=== Text passage ===
What programming language should you choose? For Revit

A common question that I find myself answering often is: what should I learn to automate tasks and create my own Revit tools?

Usually, my answer goes on and on for at least 15 minutes, and if the lucky listener is still interested afterward, I would jump to the second part of my answer sharing personal experiences. Today, lucky reader, I am giving you the answer in the shortest time possible.

Among the many options available, I believe that the most accessible and suitable for someone who has never programmed before is Dynamo. Dynamo is a visual programming tool, meaning that instead of writing code in a text editor, we are connecting elements visually. And this is the key element of Dynamo, it is very intuitive and the learning curve is not steep.
===
■ Tasks:
1. Transcribe the passage on programming for Revit, starting at "What programming language" and ending at "own Revit tools?".
2. Answer these questions from the passage on programming for Revit:
(a) For at least how many minutes does the writer's usual answer go on?
(b) Which tool does the writer consider most suitable for someone who has never programmed before?
(c) In that tool, what do users do instead of writing code in a text editor?
=== Extracted records ===
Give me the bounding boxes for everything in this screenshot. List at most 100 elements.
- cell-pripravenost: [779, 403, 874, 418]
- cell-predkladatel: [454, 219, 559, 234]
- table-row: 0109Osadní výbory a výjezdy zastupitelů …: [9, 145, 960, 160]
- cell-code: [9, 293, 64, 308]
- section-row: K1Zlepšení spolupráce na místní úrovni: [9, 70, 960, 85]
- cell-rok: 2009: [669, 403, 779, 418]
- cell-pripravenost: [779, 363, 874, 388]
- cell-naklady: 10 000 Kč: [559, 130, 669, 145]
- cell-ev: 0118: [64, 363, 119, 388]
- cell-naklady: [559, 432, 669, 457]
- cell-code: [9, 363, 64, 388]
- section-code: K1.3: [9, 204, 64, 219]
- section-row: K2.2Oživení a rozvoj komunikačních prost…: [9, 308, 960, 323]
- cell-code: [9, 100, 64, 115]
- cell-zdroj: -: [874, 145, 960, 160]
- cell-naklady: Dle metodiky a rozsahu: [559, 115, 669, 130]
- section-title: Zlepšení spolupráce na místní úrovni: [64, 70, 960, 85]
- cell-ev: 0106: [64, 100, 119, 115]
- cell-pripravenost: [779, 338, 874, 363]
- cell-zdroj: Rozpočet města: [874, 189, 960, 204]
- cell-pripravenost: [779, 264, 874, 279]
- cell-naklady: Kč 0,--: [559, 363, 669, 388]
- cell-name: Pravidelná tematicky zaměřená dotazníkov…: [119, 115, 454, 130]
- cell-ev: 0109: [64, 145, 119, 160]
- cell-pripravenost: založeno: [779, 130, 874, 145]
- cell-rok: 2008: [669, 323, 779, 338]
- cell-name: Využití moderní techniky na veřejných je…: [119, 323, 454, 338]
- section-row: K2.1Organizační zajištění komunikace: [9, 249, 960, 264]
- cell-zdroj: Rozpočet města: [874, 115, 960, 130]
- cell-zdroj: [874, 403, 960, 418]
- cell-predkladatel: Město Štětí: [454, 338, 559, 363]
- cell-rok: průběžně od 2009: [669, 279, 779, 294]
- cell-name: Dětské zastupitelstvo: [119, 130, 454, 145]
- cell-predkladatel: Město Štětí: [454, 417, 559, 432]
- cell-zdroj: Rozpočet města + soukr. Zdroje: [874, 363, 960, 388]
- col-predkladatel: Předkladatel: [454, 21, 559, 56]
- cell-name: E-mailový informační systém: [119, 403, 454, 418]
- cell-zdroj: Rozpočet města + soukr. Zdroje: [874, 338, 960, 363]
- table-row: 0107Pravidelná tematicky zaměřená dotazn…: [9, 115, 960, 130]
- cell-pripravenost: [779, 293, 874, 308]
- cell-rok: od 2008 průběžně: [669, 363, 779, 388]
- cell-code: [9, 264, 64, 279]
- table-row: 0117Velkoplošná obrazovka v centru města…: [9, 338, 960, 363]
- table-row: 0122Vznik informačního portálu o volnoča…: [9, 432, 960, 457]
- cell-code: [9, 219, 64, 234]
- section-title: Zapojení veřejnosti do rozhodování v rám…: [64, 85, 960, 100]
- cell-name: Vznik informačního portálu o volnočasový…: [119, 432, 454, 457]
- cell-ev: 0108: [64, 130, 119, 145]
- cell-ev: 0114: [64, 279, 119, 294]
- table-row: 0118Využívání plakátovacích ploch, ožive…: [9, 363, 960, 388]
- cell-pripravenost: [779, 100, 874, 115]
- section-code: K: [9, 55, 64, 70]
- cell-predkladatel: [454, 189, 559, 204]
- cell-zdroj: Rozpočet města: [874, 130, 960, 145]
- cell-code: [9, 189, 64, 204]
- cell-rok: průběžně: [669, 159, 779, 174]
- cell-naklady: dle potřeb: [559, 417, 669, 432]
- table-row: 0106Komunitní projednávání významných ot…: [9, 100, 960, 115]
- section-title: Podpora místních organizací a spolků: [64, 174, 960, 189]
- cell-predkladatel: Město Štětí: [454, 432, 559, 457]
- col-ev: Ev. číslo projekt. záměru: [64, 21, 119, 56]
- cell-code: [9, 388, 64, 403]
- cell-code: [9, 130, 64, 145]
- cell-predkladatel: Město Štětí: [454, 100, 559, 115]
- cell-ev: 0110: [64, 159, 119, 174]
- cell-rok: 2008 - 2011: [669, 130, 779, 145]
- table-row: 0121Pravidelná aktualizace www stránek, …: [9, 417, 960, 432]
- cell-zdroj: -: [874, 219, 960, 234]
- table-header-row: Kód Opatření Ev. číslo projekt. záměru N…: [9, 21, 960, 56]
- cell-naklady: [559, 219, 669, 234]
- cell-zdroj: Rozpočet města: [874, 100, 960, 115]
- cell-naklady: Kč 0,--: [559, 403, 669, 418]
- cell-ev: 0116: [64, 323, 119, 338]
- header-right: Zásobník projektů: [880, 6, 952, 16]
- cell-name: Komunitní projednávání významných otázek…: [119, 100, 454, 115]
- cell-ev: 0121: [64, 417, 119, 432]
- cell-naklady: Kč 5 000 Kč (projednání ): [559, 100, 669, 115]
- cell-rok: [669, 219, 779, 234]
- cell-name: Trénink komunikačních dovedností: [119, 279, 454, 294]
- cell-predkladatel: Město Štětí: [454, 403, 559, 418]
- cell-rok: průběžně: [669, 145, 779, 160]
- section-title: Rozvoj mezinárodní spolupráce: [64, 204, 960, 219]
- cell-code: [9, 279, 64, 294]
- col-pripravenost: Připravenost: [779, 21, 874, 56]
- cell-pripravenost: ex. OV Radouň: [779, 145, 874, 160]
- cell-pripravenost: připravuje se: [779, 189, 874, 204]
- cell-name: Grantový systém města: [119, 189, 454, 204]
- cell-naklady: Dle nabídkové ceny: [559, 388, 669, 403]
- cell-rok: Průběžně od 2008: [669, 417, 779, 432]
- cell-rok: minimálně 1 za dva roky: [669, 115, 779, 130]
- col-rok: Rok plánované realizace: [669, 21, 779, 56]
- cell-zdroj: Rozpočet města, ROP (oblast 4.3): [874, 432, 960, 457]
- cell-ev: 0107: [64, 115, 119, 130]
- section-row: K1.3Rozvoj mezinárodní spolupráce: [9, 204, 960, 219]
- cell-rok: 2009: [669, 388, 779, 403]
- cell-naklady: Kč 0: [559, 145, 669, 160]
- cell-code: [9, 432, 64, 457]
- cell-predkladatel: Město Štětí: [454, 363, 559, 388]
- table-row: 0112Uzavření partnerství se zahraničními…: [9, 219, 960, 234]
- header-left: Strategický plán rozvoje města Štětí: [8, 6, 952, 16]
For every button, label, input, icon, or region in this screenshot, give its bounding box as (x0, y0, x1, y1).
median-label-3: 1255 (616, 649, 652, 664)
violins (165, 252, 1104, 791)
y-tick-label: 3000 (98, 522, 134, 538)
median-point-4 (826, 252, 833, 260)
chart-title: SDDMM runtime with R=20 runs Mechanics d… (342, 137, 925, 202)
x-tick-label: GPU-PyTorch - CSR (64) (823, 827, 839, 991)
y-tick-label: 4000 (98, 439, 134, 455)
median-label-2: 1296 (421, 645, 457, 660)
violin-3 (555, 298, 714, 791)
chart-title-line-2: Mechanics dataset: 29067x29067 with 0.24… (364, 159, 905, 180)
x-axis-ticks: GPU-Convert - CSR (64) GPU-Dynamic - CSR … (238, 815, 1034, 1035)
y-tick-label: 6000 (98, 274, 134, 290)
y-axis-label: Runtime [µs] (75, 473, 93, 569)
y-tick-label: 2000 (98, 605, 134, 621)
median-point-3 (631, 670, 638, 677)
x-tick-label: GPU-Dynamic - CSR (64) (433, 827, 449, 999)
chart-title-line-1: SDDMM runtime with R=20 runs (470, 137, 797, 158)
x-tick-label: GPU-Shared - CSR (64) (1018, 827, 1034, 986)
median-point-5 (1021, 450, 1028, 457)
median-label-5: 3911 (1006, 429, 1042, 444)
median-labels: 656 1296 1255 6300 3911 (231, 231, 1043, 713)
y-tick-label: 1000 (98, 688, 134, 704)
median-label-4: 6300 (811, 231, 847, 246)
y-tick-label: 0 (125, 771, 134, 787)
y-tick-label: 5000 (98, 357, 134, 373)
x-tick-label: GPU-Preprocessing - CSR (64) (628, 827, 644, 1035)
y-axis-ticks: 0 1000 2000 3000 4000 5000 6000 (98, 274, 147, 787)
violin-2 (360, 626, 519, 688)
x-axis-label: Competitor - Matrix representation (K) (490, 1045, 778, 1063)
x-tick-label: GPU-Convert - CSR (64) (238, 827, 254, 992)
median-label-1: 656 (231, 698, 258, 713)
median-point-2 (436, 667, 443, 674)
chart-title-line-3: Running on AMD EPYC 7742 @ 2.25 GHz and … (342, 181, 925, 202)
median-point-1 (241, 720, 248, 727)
===
■ Solved tasks:
1.
What programming language should you choose? For Revit

A common question that I find myself answering often is: what should I learn to automate tasks and create my own Revit tools?

2.
(a) At least 15 minutes.
(b) Dynamo.
(c) They connect elements visually.